>> start

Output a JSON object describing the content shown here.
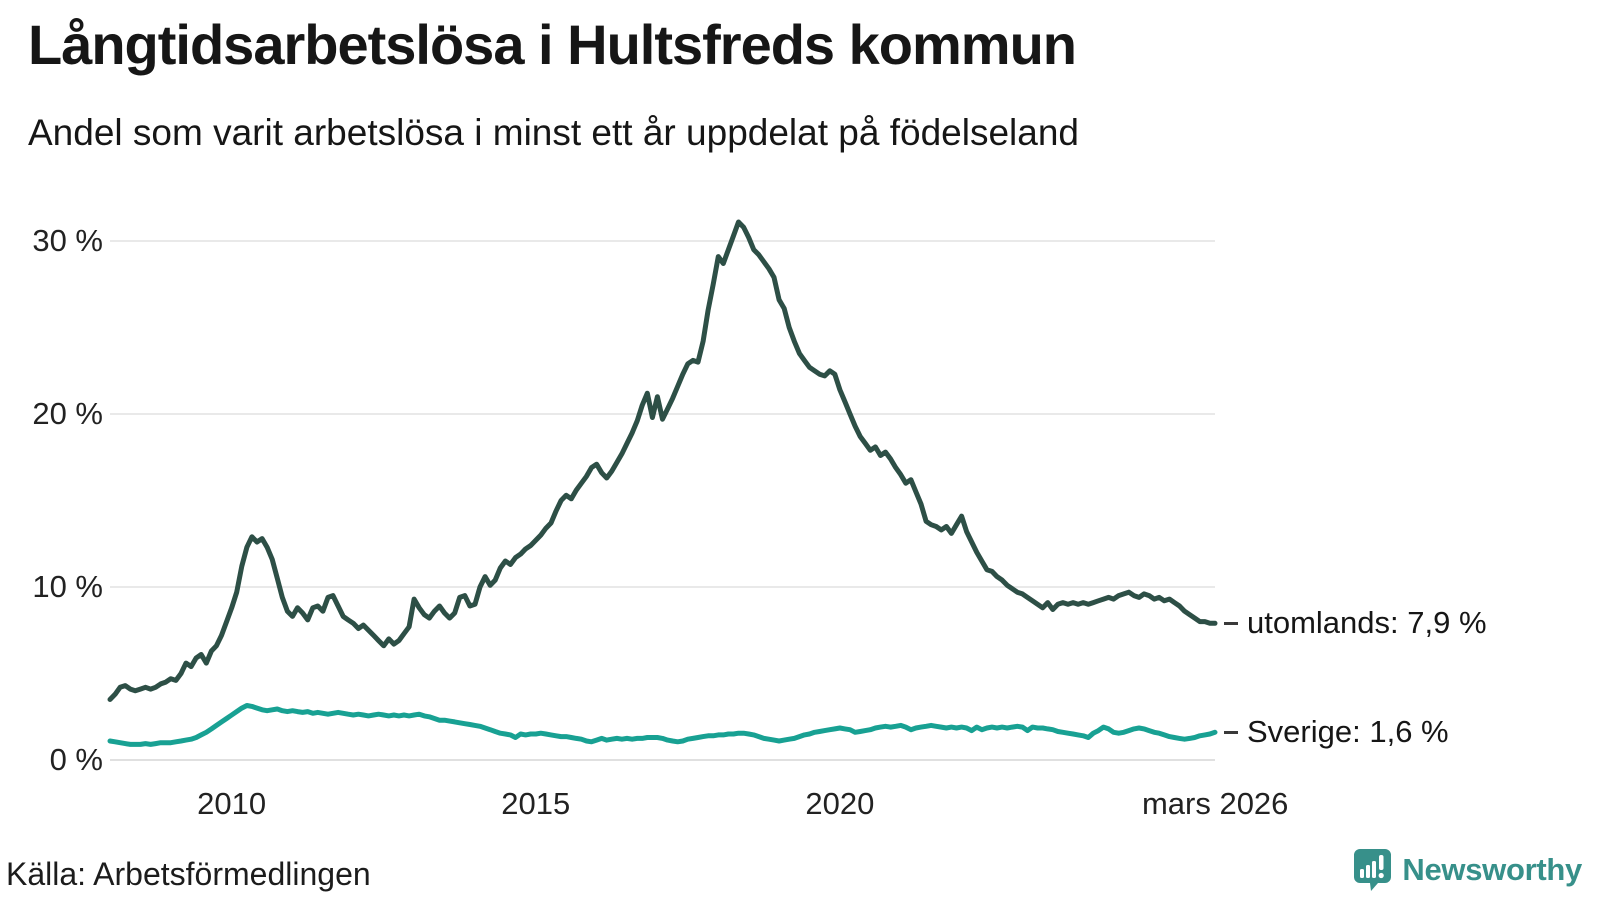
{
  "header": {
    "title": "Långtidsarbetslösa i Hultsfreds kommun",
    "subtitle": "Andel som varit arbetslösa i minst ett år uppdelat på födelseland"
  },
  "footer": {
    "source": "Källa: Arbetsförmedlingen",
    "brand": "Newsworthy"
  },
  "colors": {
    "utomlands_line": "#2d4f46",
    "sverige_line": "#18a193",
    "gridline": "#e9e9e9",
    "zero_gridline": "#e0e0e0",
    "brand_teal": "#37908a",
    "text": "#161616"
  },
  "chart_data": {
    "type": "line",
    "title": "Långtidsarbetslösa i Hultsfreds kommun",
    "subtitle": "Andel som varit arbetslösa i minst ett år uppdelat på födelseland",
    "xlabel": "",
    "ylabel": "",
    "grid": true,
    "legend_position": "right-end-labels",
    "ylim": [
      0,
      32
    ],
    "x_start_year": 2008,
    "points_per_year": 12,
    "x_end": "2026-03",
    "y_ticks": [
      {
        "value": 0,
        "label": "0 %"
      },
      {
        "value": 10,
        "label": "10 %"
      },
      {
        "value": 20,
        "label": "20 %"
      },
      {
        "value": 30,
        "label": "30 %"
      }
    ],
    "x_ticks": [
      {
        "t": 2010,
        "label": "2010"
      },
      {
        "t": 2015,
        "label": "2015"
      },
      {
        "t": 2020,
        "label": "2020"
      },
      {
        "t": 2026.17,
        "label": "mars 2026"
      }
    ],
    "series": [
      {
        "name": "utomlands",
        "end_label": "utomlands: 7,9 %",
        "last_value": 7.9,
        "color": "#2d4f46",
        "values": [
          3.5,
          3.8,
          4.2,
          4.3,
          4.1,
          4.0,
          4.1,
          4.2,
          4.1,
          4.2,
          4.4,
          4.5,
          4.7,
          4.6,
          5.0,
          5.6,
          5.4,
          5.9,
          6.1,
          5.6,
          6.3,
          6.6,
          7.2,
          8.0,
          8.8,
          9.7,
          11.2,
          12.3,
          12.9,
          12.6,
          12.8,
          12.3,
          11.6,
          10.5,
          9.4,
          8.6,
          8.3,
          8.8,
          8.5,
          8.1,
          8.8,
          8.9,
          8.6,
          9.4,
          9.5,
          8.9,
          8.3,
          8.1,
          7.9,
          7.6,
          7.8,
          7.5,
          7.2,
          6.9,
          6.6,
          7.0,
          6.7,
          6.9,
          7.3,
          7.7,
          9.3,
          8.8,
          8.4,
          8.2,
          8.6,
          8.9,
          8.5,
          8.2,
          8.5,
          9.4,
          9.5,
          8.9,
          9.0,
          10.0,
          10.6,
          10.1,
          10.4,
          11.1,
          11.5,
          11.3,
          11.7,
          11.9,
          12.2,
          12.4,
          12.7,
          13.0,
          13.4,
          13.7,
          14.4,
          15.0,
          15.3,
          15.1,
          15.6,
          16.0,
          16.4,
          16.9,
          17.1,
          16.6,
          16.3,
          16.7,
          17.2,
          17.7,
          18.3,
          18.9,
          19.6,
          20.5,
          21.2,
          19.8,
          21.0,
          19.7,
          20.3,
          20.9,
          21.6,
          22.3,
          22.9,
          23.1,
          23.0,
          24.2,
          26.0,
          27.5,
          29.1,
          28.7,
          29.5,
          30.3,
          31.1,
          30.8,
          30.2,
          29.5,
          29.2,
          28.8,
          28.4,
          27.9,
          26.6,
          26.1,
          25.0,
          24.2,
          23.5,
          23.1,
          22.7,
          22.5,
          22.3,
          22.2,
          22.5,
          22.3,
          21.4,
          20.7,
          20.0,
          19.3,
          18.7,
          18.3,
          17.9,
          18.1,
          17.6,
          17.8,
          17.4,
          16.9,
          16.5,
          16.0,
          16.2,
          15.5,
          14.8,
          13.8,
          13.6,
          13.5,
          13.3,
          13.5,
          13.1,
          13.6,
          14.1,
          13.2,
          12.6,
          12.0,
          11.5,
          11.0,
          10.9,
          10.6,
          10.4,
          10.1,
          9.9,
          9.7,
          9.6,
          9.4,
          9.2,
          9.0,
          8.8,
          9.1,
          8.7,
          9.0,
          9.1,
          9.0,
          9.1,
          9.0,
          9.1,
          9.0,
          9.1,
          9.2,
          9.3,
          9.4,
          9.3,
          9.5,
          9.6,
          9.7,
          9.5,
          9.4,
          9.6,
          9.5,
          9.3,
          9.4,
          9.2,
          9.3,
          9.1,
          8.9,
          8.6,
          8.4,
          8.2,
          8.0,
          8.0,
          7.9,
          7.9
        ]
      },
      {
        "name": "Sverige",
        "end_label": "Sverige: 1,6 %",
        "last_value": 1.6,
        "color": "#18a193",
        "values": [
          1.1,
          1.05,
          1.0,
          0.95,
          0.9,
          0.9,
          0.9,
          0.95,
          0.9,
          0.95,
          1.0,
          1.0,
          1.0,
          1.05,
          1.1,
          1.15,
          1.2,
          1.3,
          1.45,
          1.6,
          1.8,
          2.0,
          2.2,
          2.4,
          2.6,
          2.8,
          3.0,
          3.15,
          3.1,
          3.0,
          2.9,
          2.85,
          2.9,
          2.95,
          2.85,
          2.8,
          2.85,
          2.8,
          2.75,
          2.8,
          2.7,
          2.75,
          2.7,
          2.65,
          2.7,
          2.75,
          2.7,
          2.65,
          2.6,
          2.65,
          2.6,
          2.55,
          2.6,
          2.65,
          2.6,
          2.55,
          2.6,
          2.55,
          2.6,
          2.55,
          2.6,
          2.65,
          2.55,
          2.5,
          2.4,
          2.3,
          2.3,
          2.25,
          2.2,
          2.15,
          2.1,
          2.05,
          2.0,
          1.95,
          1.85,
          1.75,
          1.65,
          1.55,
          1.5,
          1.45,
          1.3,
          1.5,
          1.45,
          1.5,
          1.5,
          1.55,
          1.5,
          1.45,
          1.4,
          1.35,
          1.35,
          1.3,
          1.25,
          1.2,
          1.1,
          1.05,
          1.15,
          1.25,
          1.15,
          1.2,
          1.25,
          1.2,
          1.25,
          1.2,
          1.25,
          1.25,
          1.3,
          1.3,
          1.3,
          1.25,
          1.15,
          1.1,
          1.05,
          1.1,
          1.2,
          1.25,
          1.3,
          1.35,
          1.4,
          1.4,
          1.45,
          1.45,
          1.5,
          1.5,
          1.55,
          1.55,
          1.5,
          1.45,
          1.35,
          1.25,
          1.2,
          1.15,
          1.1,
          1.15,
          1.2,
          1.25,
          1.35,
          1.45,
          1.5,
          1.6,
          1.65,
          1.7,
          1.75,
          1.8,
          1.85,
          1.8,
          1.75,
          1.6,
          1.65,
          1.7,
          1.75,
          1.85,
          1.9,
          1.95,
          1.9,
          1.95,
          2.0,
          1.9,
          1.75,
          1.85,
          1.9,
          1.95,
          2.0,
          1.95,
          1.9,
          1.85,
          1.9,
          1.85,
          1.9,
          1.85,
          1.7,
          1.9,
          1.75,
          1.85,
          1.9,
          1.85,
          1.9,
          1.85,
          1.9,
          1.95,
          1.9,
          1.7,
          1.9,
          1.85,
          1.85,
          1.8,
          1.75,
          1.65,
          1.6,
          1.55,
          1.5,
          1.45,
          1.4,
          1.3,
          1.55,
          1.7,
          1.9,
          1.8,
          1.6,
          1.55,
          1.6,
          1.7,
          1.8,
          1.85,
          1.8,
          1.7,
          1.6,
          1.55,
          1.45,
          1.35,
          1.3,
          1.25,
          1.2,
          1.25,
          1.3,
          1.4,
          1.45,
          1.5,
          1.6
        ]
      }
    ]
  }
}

>> end

# DIRECTIVE
Write out the whole listing again, exactly, with no pictures.

# RESPONSE TO THE EXERCISE
Output a JSON object describing the content shown here.
{
  "header": {
    "title": "Långtidsarbetslösa i Hultsfreds kommun",
    "subtitle": "Andel som varit arbetslösa i minst ett år uppdelat på födelseland"
  },
  "footer": {
    "source": "Källa: Arbetsförmedlingen",
    "brand": "Newsworthy"
  },
  "colors": {
    "utomlands_line": "#2d4f46",
    "sverige_line": "#18a193",
    "gridline": "#e9e9e9",
    "zero_gridline": "#e0e0e0",
    "brand_teal": "#37908a",
    "text": "#161616"
  },
  "chart_data": {
    "type": "line",
    "title": "Långtidsarbetslösa i Hultsfreds kommun",
    "subtitle": "Andel som varit arbetslösa i minst ett år uppdelat på födelseland",
    "xlabel": "",
    "ylabel": "",
    "grid": true,
    "legend_position": "right-end-labels",
    "ylim": [
      0,
      32
    ],
    "x_start_year": 2008,
    "points_per_year": 12,
    "x_end": "2026-03",
    "y_ticks": [
      {
        "value": 0,
        "label": "0 %"
      },
      {
        "value": 10,
        "label": "10 %"
      },
      {
        "value": 20,
        "label": "20 %"
      },
      {
        "value": 30,
        "label": "30 %"
      }
    ],
    "x_ticks": [
      {
        "t": 2010,
        "label": "2010"
      },
      {
        "t": 2015,
        "label": "2015"
      },
      {
        "t": 2020,
        "label": "2020"
      },
      {
        "t": 2026.17,
        "label": "mars 2026"
      }
    ],
    "series": [
      {
        "name": "utomlands",
        "end_label": "utomlands: 7,9 %",
        "last_value": 7.9,
        "color": "#2d4f46",
        "values": [
          3.5,
          3.8,
          4.2,
          4.3,
          4.1,
          4.0,
          4.1,
          4.2,
          4.1,
          4.2,
          4.4,
          4.5,
          4.7,
          4.6,
          5.0,
          5.6,
          5.4,
          5.9,
          6.1,
          5.6,
          6.3,
          6.6,
          7.2,
          8.0,
          8.8,
          9.7,
          11.2,
          12.3,
          12.9,
          12.6,
          12.8,
          12.3,
          11.6,
          10.5,
          9.4,
          8.6,
          8.3,
          8.8,
          8.5,
          8.1,
          8.8,
          8.9,
          8.6,
          9.4,
          9.5,
          8.9,
          8.3,
          8.1,
          7.9,
          7.6,
          7.8,
          7.5,
          7.2,
          6.9,
          6.6,
          7.0,
          6.7,
          6.9,
          7.3,
          7.7,
          9.3,
          8.8,
          8.4,
          8.2,
          8.6,
          8.9,
          8.5,
          8.2,
          8.5,
          9.4,
          9.5,
          8.9,
          9.0,
          10.0,
          10.6,
          10.1,
          10.4,
          11.1,
          11.5,
          11.3,
          11.7,
          11.9,
          12.2,
          12.4,
          12.7,
          13.0,
          13.4,
          13.7,
          14.4,
          15.0,
          15.3,
          15.1,
          15.6,
          16.0,
          16.4,
          16.9,
          17.1,
          16.6,
          16.3,
          16.7,
          17.2,
          17.7,
          18.3,
          18.9,
          19.6,
          20.5,
          21.2,
          19.8,
          21.0,
          19.7,
          20.3,
          20.9,
          21.6,
          22.3,
          22.9,
          23.1,
          23.0,
          24.2,
          26.0,
          27.5,
          29.1,
          28.7,
          29.5,
          30.3,
          31.1,
          30.8,
          30.2,
          29.5,
          29.2,
          28.8,
          28.4,
          27.9,
          26.6,
          26.1,
          25.0,
          24.2,
          23.5,
          23.1,
          22.7,
          22.5,
          22.3,
          22.2,
          22.5,
          22.3,
          21.4,
          20.7,
          20.0,
          19.3,
          18.7,
          18.3,
          17.9,
          18.1,
          17.6,
          17.8,
          17.4,
          16.9,
          16.5,
          16.0,
          16.2,
          15.5,
          14.8,
          13.8,
          13.6,
          13.5,
          13.3,
          13.5,
          13.1,
          13.6,
          14.1,
          13.2,
          12.6,
          12.0,
          11.5,
          11.0,
          10.9,
          10.6,
          10.4,
          10.1,
          9.9,
          9.7,
          9.6,
          9.4,
          9.2,
          9.0,
          8.8,
          9.1,
          8.7,
          9.0,
          9.1,
          9.0,
          9.1,
          9.0,
          9.1,
          9.0,
          9.1,
          9.2,
          9.3,
          9.4,
          9.3,
          9.5,
          9.6,
          9.7,
          9.5,
          9.4,
          9.6,
          9.5,
          9.3,
          9.4,
          9.2,
          9.3,
          9.1,
          8.9,
          8.6,
          8.4,
          8.2,
          8.0,
          8.0,
          7.9,
          7.9
        ]
      },
      {
        "name": "Sverige",
        "end_label": "Sverige: 1,6 %",
        "last_value": 1.6,
        "color": "#18a193",
        "values": [
          1.1,
          1.05,
          1.0,
          0.95,
          0.9,
          0.9,
          0.9,
          0.95,
          0.9,
          0.95,
          1.0,
          1.0,
          1.0,
          1.05,
          1.1,
          1.15,
          1.2,
          1.3,
          1.45,
          1.6,
          1.8,
          2.0,
          2.2,
          2.4,
          2.6,
          2.8,
          3.0,
          3.15,
          3.1,
          3.0,
          2.9,
          2.85,
          2.9,
          2.95,
          2.85,
          2.8,
          2.85,
          2.8,
          2.75,
          2.8,
          2.7,
          2.75,
          2.7,
          2.65,
          2.7,
          2.75,
          2.7,
          2.65,
          2.6,
          2.65,
          2.6,
          2.55,
          2.6,
          2.65,
          2.6,
          2.55,
          2.6,
          2.55,
          2.6,
          2.55,
          2.6,
          2.65,
          2.55,
          2.5,
          2.4,
          2.3,
          2.3,
          2.25,
          2.2,
          2.15,
          2.1,
          2.05,
          2.0,
          1.95,
          1.85,
          1.75,
          1.65,
          1.55,
          1.5,
          1.45,
          1.3,
          1.5,
          1.45,
          1.5,
          1.5,
          1.55,
          1.5,
          1.45,
          1.4,
          1.35,
          1.35,
          1.3,
          1.25,
          1.2,
          1.1,
          1.05,
          1.15,
          1.25,
          1.15,
          1.2,
          1.25,
          1.2,
          1.25,
          1.2,
          1.25,
          1.25,
          1.3,
          1.3,
          1.3,
          1.25,
          1.15,
          1.1,
          1.05,
          1.1,
          1.2,
          1.25,
          1.3,
          1.35,
          1.4,
          1.4,
          1.45,
          1.45,
          1.5,
          1.5,
          1.55,
          1.55,
          1.5,
          1.45,
          1.35,
          1.25,
          1.2,
          1.15,
          1.1,
          1.15,
          1.2,
          1.25,
          1.35,
          1.45,
          1.5,
          1.6,
          1.65,
          1.7,
          1.75,
          1.8,
          1.85,
          1.8,
          1.75,
          1.6,
          1.65,
          1.7,
          1.75,
          1.85,
          1.9,
          1.95,
          1.9,
          1.95,
          2.0,
          1.9,
          1.75,
          1.85,
          1.9,
          1.95,
          2.0,
          1.95,
          1.9,
          1.85,
          1.9,
          1.85,
          1.9,
          1.85,
          1.7,
          1.9,
          1.75,
          1.85,
          1.9,
          1.85,
          1.9,
          1.85,
          1.9,
          1.95,
          1.9,
          1.7,
          1.9,
          1.85,
          1.85,
          1.8,
          1.75,
          1.65,
          1.6,
          1.55,
          1.5,
          1.45,
          1.4,
          1.3,
          1.55,
          1.7,
          1.9,
          1.8,
          1.6,
          1.55,
          1.6,
          1.7,
          1.8,
          1.85,
          1.8,
          1.7,
          1.6,
          1.55,
          1.45,
          1.35,
          1.3,
          1.25,
          1.2,
          1.25,
          1.3,
          1.4,
          1.45,
          1.5,
          1.6
        ]
      }
    ]
  }
}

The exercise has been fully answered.